Records that describe figures:
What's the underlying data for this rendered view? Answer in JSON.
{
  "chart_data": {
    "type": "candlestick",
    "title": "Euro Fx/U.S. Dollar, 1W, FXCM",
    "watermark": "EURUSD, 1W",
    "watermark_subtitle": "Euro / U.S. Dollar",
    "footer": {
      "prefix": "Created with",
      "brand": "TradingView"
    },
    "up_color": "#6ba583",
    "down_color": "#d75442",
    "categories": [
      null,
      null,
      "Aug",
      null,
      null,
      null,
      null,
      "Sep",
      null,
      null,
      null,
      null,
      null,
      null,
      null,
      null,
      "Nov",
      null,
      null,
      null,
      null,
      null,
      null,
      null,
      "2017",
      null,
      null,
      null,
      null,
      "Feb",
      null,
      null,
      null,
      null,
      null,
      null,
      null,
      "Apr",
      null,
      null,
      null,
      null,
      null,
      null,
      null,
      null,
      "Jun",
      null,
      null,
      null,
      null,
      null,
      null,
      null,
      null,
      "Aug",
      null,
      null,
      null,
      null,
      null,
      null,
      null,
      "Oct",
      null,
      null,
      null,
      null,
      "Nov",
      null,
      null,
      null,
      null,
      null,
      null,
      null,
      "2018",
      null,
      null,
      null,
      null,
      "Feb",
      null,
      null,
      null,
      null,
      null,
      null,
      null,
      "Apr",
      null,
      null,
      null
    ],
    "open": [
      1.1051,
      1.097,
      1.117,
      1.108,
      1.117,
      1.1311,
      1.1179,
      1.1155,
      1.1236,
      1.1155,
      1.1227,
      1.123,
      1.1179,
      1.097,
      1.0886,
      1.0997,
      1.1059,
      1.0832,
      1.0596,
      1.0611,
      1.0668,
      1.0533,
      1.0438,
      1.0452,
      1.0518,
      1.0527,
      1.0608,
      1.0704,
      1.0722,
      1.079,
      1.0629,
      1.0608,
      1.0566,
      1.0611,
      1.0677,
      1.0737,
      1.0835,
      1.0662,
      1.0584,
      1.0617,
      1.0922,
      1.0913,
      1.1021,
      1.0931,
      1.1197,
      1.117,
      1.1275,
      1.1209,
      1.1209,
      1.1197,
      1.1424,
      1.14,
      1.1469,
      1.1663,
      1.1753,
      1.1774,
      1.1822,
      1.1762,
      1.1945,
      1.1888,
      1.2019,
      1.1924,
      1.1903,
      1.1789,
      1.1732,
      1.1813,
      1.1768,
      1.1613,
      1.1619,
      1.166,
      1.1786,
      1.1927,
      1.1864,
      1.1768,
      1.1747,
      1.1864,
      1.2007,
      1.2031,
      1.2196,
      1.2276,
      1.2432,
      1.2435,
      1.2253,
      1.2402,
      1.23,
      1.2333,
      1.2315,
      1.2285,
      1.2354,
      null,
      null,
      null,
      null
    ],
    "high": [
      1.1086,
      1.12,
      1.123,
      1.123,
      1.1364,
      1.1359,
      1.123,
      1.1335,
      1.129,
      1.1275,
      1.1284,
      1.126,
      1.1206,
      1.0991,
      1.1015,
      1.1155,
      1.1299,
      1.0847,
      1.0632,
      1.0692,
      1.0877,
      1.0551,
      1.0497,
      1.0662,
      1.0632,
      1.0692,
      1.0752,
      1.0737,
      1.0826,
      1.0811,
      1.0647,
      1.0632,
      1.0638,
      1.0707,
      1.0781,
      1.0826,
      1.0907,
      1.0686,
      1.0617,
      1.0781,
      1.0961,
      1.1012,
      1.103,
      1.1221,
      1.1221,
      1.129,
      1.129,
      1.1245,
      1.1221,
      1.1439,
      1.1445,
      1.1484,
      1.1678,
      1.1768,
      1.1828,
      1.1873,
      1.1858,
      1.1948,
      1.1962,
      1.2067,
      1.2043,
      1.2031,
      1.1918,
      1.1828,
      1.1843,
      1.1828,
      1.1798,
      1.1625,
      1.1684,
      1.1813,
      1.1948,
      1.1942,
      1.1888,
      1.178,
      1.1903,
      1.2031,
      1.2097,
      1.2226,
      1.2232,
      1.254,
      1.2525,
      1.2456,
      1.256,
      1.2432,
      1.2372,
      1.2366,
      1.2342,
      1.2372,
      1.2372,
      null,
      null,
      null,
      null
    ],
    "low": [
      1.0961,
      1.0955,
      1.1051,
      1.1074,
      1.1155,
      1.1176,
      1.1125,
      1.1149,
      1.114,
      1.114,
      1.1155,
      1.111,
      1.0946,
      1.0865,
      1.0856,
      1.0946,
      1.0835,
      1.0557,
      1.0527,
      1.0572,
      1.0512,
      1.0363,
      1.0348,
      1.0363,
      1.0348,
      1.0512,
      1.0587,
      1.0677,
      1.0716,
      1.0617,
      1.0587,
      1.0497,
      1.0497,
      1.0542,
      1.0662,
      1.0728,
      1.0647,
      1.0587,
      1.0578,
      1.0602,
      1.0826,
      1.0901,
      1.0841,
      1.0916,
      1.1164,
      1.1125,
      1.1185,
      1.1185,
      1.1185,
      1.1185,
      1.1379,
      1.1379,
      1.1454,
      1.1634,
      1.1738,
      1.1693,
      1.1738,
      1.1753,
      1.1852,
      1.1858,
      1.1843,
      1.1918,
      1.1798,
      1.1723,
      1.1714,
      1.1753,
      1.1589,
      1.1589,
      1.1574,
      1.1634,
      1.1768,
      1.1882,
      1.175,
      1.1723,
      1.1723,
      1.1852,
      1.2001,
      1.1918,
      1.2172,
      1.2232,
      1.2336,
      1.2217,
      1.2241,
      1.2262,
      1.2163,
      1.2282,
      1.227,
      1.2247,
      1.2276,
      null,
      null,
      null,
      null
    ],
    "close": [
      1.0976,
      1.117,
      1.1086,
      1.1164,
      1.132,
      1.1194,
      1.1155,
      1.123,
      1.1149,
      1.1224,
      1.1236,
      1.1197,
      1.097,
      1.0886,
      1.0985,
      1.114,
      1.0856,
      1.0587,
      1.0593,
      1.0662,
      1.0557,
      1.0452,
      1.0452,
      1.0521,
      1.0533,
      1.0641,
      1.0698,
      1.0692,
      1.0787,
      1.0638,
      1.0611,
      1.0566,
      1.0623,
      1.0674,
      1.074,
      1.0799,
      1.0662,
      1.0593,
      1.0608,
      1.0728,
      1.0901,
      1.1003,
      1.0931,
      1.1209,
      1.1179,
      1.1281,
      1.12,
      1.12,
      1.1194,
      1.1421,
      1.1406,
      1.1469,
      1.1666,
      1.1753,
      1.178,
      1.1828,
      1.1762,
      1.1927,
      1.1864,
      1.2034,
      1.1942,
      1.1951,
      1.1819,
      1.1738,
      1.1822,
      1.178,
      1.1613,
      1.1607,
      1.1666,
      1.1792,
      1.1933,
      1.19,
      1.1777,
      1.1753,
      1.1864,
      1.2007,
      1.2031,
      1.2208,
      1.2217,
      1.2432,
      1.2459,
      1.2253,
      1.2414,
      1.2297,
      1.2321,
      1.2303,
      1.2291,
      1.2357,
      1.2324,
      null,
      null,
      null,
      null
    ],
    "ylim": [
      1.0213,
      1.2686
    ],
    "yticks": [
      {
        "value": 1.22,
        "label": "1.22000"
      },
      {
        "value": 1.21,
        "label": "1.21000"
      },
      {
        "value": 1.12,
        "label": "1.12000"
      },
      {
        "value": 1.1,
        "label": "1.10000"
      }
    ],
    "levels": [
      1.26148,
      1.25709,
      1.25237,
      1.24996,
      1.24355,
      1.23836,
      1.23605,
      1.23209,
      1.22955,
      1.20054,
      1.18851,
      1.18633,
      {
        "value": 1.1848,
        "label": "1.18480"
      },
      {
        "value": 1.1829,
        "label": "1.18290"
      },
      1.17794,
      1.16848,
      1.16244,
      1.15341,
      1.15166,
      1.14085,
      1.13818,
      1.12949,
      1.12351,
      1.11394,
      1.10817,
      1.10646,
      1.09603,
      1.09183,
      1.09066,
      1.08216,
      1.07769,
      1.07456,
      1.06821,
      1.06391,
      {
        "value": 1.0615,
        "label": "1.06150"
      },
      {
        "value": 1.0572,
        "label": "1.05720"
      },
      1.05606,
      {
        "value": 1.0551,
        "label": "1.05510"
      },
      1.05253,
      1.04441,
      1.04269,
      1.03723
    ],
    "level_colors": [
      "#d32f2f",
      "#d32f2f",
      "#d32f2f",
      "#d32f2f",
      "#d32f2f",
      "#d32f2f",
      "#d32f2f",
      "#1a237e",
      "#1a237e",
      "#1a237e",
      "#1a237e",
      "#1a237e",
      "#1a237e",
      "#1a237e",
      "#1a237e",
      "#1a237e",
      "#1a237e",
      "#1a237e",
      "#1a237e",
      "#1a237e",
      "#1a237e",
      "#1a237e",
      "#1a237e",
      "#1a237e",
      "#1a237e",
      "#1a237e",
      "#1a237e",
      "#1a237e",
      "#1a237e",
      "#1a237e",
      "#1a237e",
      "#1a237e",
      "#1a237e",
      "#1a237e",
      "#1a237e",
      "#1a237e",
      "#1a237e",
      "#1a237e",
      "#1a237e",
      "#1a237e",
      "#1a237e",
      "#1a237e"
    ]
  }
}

--- Given exercise ---
Show every line of the listing in which the string "value" can be found.

--- Response for this exercise ---
        "value": 1.22,
        "value": 1.21,
        "value": 1.12,
        "value": 1.1,
        "value": 1.1848,
        "value": 1.1829,
        "value": 1.0615,
        "value": 1.0572,
        "value": 1.0551,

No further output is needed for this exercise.